### Exercise
Give back exactly the line containing "Convert this document image to plain text." together with all the lines after it, ending at the final line below.

(Document page transcript entries)
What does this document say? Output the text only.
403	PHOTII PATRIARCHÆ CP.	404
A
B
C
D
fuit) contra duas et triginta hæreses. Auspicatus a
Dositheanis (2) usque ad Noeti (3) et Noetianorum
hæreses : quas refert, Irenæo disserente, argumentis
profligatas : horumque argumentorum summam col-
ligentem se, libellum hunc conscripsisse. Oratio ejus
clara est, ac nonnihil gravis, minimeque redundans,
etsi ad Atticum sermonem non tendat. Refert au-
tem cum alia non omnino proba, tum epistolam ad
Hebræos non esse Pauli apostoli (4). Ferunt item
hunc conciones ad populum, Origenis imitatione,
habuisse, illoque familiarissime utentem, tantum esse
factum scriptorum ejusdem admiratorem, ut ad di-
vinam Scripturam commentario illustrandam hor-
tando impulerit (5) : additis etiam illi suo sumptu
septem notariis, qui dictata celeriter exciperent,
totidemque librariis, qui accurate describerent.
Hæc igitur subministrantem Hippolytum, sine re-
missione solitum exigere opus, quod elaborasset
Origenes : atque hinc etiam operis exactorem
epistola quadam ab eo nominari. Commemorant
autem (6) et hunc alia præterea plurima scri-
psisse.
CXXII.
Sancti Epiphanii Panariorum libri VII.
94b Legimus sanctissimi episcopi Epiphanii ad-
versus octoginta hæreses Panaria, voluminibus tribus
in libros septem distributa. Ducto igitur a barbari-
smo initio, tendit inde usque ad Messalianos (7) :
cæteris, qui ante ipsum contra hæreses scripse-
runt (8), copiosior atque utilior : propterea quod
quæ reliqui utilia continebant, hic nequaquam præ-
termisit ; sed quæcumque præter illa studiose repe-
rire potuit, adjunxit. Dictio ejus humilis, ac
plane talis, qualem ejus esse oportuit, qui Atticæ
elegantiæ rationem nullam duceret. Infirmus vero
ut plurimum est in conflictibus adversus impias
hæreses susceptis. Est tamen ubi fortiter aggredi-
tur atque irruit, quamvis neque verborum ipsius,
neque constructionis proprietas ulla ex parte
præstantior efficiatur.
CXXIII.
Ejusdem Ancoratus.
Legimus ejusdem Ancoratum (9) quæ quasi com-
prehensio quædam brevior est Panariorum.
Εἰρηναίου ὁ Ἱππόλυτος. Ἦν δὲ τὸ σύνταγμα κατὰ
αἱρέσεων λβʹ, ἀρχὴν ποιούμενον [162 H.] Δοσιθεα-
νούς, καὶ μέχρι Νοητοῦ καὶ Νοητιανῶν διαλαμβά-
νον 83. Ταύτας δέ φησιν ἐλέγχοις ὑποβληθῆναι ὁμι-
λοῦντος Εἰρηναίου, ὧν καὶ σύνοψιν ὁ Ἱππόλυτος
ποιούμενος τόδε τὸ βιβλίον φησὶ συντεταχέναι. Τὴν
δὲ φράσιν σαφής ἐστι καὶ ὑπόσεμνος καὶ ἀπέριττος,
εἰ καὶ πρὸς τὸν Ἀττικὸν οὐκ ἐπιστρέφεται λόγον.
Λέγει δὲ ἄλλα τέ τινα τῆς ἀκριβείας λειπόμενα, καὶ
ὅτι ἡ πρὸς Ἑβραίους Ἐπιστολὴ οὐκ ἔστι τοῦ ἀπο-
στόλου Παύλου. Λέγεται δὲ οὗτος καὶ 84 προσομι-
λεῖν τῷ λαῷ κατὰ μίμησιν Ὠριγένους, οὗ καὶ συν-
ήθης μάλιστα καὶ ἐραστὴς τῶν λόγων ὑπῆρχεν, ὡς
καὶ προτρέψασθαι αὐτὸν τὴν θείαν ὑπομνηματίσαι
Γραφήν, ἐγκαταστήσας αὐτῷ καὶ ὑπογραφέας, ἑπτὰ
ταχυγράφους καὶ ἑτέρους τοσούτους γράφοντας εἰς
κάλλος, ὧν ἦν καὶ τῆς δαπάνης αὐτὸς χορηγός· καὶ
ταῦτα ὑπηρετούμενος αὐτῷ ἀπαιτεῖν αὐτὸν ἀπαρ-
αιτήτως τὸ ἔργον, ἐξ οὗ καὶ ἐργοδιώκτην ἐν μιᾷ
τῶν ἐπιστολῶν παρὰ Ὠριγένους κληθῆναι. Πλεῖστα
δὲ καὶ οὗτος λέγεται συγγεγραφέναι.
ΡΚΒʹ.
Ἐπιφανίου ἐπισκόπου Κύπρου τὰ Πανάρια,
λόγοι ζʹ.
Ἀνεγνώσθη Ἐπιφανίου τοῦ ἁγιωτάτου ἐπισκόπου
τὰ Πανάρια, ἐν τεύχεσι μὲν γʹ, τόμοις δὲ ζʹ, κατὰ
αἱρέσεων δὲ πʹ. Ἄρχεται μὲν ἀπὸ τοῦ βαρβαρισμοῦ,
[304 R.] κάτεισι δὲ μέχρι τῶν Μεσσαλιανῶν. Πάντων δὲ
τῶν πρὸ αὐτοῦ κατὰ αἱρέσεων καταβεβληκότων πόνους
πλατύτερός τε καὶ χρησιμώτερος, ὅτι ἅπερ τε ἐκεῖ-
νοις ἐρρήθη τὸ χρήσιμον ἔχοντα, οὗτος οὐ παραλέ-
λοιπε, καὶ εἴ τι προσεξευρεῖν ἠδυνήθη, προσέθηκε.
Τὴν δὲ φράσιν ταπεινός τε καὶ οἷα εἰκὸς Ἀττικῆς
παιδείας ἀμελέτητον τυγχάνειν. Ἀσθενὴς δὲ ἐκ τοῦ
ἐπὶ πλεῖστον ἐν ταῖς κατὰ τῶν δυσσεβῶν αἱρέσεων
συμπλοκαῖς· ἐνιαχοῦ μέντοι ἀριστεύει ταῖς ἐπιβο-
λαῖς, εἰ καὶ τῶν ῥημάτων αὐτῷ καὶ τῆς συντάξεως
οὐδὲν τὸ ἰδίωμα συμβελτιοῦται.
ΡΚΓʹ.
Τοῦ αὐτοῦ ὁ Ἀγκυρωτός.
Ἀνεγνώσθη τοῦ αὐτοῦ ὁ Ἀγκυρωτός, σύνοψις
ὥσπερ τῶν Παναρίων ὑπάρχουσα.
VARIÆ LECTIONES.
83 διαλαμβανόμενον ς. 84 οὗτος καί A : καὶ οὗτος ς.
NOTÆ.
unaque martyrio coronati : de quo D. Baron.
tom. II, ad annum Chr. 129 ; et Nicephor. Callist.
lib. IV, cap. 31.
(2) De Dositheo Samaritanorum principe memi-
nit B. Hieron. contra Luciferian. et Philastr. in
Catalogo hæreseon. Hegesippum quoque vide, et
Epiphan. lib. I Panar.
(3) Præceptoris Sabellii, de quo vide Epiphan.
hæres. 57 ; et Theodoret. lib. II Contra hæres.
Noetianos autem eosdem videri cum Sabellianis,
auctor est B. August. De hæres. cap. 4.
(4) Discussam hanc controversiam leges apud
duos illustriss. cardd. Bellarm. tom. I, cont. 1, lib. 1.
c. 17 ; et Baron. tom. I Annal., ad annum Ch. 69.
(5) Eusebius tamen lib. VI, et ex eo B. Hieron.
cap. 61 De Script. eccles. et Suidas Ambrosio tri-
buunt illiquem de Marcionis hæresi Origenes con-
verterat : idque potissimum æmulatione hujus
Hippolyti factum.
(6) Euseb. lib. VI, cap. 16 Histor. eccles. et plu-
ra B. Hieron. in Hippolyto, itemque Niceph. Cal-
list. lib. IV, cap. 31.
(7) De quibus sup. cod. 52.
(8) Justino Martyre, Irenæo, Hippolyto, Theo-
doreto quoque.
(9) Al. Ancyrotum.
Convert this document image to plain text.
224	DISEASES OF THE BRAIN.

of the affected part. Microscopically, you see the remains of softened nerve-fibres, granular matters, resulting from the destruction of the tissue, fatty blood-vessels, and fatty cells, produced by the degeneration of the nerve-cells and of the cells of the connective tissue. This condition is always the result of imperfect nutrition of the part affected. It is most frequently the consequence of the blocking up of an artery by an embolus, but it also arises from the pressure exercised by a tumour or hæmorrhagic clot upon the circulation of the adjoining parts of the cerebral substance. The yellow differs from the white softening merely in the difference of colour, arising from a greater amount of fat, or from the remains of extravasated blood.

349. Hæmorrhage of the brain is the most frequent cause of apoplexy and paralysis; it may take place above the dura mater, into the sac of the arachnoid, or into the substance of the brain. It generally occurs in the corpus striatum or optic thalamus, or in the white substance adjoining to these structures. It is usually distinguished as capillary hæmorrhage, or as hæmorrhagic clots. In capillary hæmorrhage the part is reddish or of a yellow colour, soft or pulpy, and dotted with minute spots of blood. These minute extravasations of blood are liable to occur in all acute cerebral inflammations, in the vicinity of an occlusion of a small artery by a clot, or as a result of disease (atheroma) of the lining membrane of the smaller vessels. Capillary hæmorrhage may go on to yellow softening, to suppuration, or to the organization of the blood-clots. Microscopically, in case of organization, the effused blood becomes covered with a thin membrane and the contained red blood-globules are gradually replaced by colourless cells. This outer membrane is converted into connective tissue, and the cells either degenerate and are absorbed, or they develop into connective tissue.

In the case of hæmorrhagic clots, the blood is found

### Answer space
Convert this document image to plain text.
224	DISEASES OF THE BRAIN.

of the affected part. Microscopically, you see the remains of softened nerve-fibres, granular matters, resulting from the destruction of the tissue, fatty blood-vessels, and fatty cells, produced by the degeneration of the nerve-cells and of the cells of the connective tissue. This condition is always the result of imperfect nutrition of the part affected. It is most frequently the consequence of the blocking up of an artery by an embolus, but it also arises from the pressure exercised by a tumour or hæmorrhagic clot upon the circulation of the adjoining parts of the cerebral substance. The yellow differs from the white softening merely in the difference of colour, arising from a greater amount of fat, or from the remains of extravasated blood.

349. Hæmorrhage of the brain is the most frequent cause of apoplexy and paralysis; it may take place above the dura mater, into the sac of the arachnoid, or into the substance of the brain. It generally occurs in the corpus striatum or optic thalamus, or in the white substance adjoining to these structures. It is usually distinguished as capillary hæmorrhage, or as hæmorrhagic clots. In capillary hæmorrhage the part is reddish or of a yellow colour, soft or pulpy, and dotted with minute spots of blood. These minute extravasations of blood are liable to occur in all acute cerebral inflammations, in the vicinity of an occlusion of a small artery by a clot, or as a result of disease (atheroma) of the lining membrane of the smaller vessels. Capillary hæmorrhage may go on to yellow softening, to suppuration, or to the organization of the blood-clots. Microscopically, in case of organization, the effused blood becomes covered with a thin membrane and the contained red blood-globules are gradually replaced by colourless cells. This outer membrane is converted into connective tissue, and the cells either degenerate and are absorbed, or they develop into connective tissue.

In the case of hæmorrhagic clots, the blood is found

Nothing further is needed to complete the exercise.